State how many lines contain the string "heading", and write nothing else.
>> Begin
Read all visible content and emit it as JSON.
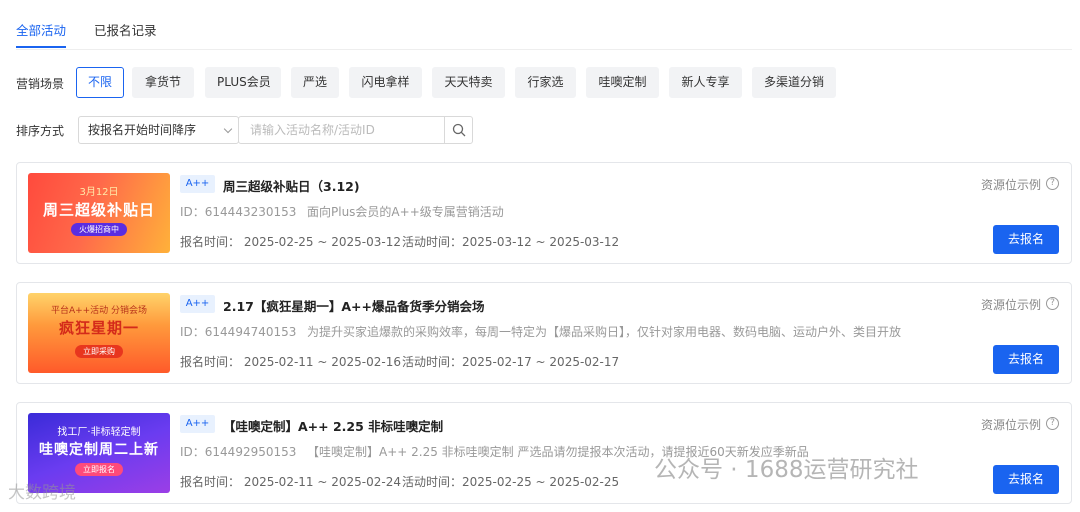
{
  "tabs": [
    {
      "label": "全部活动",
      "active": true
    },
    {
      "label": "已报名记录",
      "active": false
    }
  ],
  "filters": {
    "label": "营销场景",
    "chips": [
      "不限",
      "拿货节",
      "PLUS会员",
      "严选",
      "闪电拿样",
      "天天特卖",
      "行家选",
      "哇噢定制",
      "新人专享",
      "多渠道分销"
    ],
    "selected": "不限"
  },
  "sort": {
    "label": "排序方式",
    "selected": "按报名开始时间降序",
    "search_placeholder": "请输入活动名称/活动ID"
  },
  "activities": [
    {
      "banner": {
        "line1": "3月12日",
        "line2": "周三超级补贴日",
        "cta": "火爆招商中"
      },
      "grade": "A++",
      "title": "周三超级补贴日（3.12)",
      "id": "ID：614443230153",
      "desc": "面向Plus会员的A++级专属营销活动",
      "signup_time": "报名时间：  2025-02-25 ~ 2025-03-12",
      "activity_time": "活动时间：2025-03-12 ~ 2025-03-12",
      "resource_label": "资源位示例",
      "button": "去报名"
    },
    {
      "banner": {
        "line1": "平台A++活动 分销会场",
        "line2": "疯狂星期一",
        "cta": "立即采购"
      },
      "grade": "A++",
      "title": "2.17【疯狂星期一】A++爆品备货季分销会场",
      "id": "ID：614494740153",
      "desc": "为提升买家追爆款的采购效率，每周一特定为【爆品采购日】，仅针对家用电器、数码电脑、运动户外、类目开放",
      "signup_time": "报名时间：  2025-02-11 ~ 2025-02-16",
      "activity_time": "活动时间：2025-02-17 ~ 2025-02-17",
      "resource_label": "资源位示例",
      "button": "去报名"
    },
    {
      "banner": {
        "line1": "找工厂·非标轻定制",
        "line2": "哇噢定制周二上新",
        "cta": "立即报名"
      },
      "grade": "A++",
      "title": "【哇噢定制】A++ 2.25 非标哇噢定制",
      "id": "ID：614492950153",
      "desc": "【哇噢定制】A++ 2.25 非标哇噢定制 严选品请勿提报本次活动，请提报近60天新发应季新品",
      "signup_time": "报名时间：  2025-02-11 ~ 2025-02-24",
      "activity_time": "活动时间：2025-02-25 ~ 2025-02-25",
      "resource_label": "资源位示例",
      "button": "去报名"
    }
  ],
  "watermark": {
    "text": "公众号 · 1688运营研究社",
    "logo_text": "大数跨境"
  },
  "colors": {
    "primary": "#1a64f0",
    "chip_bg": "#f2f3f5",
    "tag_bg": "#e8f1fe"
  },
  "icons": {
    "search": "search-icon",
    "help": "question-circle-icon",
    "chevron": "chevron-down-icon"
  }
}
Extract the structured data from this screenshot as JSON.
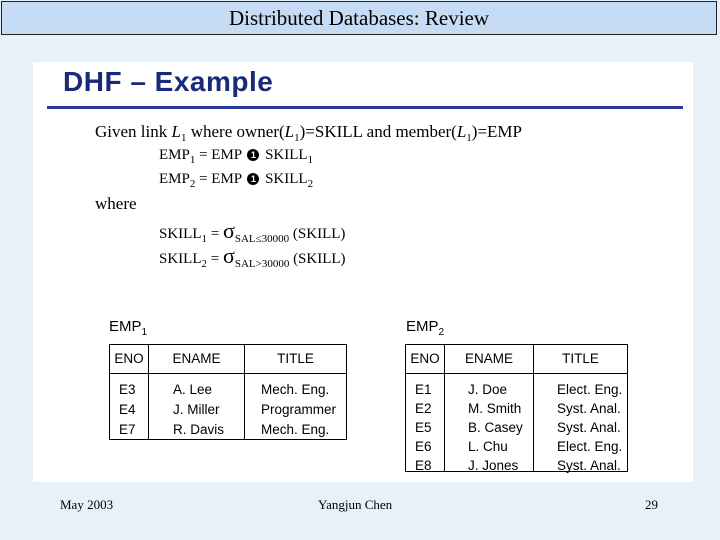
{
  "slide_title": "Distributed Databases: Review",
  "heading": "DHF – Example",
  "given": {
    "pre": "Given link ",
    "L": "L",
    "one": "1",
    "mid1": " where owner(",
    "mid2": ")=SKILL and member(",
    "end": ")=EMP"
  },
  "emp_defs": [
    {
      "name": "EMP",
      "sub": "1",
      "rhs": " = EMP ",
      "op": "1",
      "skill": " SKILL",
      "ssub": "1"
    },
    {
      "name": "EMP",
      "sub": "2",
      "rhs": " = EMP ",
      "op": "1",
      "skill": " SKILL",
      "ssub": "2"
    }
  ],
  "where": "where",
  "skill_defs": [
    {
      "name": "SKILL",
      "sub": "1",
      "eq": " = ",
      "sigma": "σ",
      "cond": "SAL≤30000",
      "arg": " (SKILL)"
    },
    {
      "name": "SKILL",
      "sub": "2",
      "eq": " = ",
      "sigma": "σ",
      "cond": "SAL>30000",
      "arg": " (SKILL)"
    }
  ],
  "tables": [
    {
      "name": "EMP",
      "sub": "1",
      "columns": [
        "ENO",
        "ENAME",
        "TITLE"
      ],
      "rows": [
        [
          "E3",
          "A. Lee",
          "Mech. Eng."
        ],
        [
          "E4",
          "J. Miller",
          "Programmer"
        ],
        [
          "E7",
          "R. Davis",
          "Mech. Eng."
        ]
      ]
    },
    {
      "name": "EMP",
      "sub": "2",
      "columns": [
        "ENO",
        "ENAME",
        "TITLE"
      ],
      "rows": [
        [
          "E1",
          "J. Doe",
          "Elect. Eng."
        ],
        [
          "E2",
          "M. Smith",
          "Syst. Anal."
        ],
        [
          "E5",
          "B. Casey",
          "Syst. Anal."
        ],
        [
          "E6",
          "L. Chu",
          "Elect. Eng."
        ],
        [
          "E8",
          "J. Jones",
          "Syst. Anal."
        ]
      ]
    }
  ],
  "footer": {
    "date": "May 2003",
    "author": "Yangjun Chen",
    "page": "29"
  },
  "colors": {
    "title_bg": "#c6dcf4",
    "page_bg": "#e8f0fa",
    "heading": "#1a2a7a",
    "rule": "#2a3a9a"
  }
}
>> End
Answer to this exercise >>
2